### Your task
All lines featuring the string "điều" are to be listed.

(Records from a collection)
****
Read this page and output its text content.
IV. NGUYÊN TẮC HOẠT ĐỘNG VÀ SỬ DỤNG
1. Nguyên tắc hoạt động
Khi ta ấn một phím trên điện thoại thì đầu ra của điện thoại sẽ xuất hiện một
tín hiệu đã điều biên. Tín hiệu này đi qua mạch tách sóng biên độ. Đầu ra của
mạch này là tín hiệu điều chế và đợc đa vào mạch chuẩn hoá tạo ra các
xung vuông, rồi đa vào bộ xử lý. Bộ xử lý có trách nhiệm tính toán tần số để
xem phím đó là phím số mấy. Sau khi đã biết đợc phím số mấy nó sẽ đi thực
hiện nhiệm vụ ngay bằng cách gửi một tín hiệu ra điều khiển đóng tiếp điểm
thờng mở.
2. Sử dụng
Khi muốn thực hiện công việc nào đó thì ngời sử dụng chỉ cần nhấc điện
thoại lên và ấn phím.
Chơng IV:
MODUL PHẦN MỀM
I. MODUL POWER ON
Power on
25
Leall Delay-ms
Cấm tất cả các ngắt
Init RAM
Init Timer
****
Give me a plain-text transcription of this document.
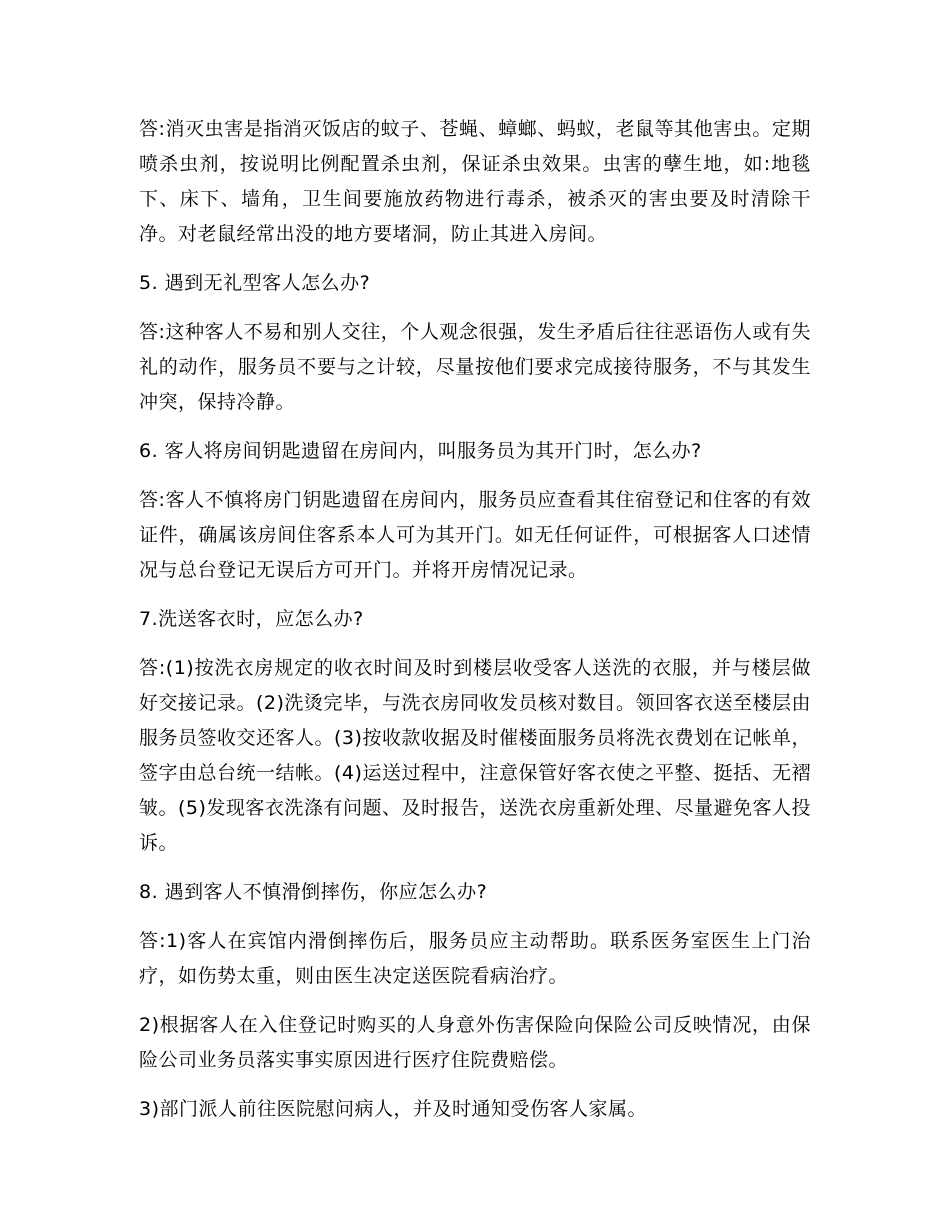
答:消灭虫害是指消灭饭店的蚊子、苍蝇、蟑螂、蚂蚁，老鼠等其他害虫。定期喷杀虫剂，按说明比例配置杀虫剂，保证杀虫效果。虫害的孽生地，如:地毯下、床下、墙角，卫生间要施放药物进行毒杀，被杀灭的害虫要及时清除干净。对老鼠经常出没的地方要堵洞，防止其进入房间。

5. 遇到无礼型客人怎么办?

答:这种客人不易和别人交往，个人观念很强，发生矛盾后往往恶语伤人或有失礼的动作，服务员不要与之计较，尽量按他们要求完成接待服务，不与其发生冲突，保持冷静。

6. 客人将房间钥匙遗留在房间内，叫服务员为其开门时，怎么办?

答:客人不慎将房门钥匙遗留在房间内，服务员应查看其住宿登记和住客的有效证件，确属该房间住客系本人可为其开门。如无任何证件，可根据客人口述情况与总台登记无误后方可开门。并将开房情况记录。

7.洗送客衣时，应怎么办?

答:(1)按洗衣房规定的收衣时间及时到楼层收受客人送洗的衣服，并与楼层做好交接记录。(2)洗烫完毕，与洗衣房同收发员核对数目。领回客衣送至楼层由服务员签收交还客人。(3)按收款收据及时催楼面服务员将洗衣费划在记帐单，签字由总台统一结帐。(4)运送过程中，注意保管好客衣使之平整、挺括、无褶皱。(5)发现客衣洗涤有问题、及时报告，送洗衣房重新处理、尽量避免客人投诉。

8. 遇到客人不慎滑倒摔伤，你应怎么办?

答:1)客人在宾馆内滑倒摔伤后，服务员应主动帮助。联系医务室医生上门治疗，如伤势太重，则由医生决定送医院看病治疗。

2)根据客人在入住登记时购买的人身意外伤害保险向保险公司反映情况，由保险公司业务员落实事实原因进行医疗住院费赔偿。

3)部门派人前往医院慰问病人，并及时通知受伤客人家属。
****
### The reply
tín hiệu đã điều biên. Tín hiệu này đi qua mạch tách sóng biên độ. Đầu ra của
mạch này là tín hiệu điều chế và đợc đa vào mạch chuẩn hoá tạo ra các
hiện nhiệm vụ ngay bằng cách gửi một tín hiệu ra điều khiển đóng tiếp điểm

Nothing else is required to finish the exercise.